> **Problem description**
Pictures stay out of your copy, but everything else in the records below must be repeated exactly.

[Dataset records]
>> Start

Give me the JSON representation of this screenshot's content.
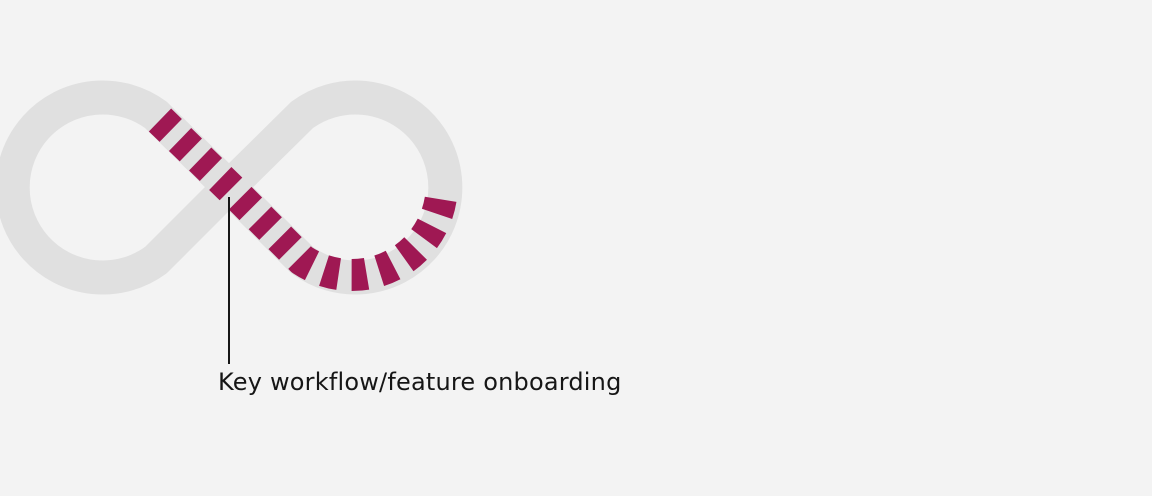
{
  "diagram": {
    "callout": {
      "label": "Key workflow/feature onboarding"
    },
    "colors": {
      "background": "#f3f3f3",
      "loop": "#e0e0e0",
      "highlight": "#9f1853",
      "leader": "#161616"
    }
  }
}
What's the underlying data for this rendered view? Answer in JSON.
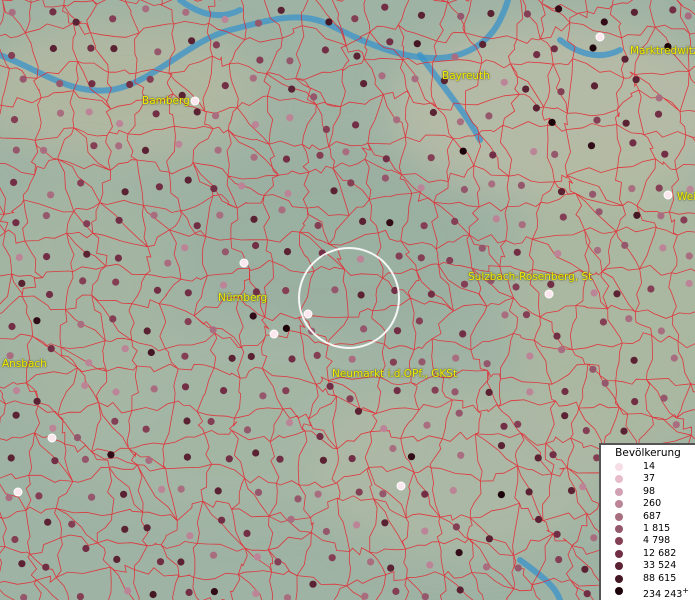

>> End

> **Solution to the exercise**
Give me the JSON representation of this screenshot's content.
{
  "diagram": {
    "callout": {
      "label": "Key workflow/feature onboarding"
    },
    "colors": {
      "background": "#f3f3f3",
      "loop": "#e0e0e0",
      "highlight": "#9f1853",
      "leader": "#161616"
    }
  }
}
What's the underlying data for this rendered view? Answer in JSON.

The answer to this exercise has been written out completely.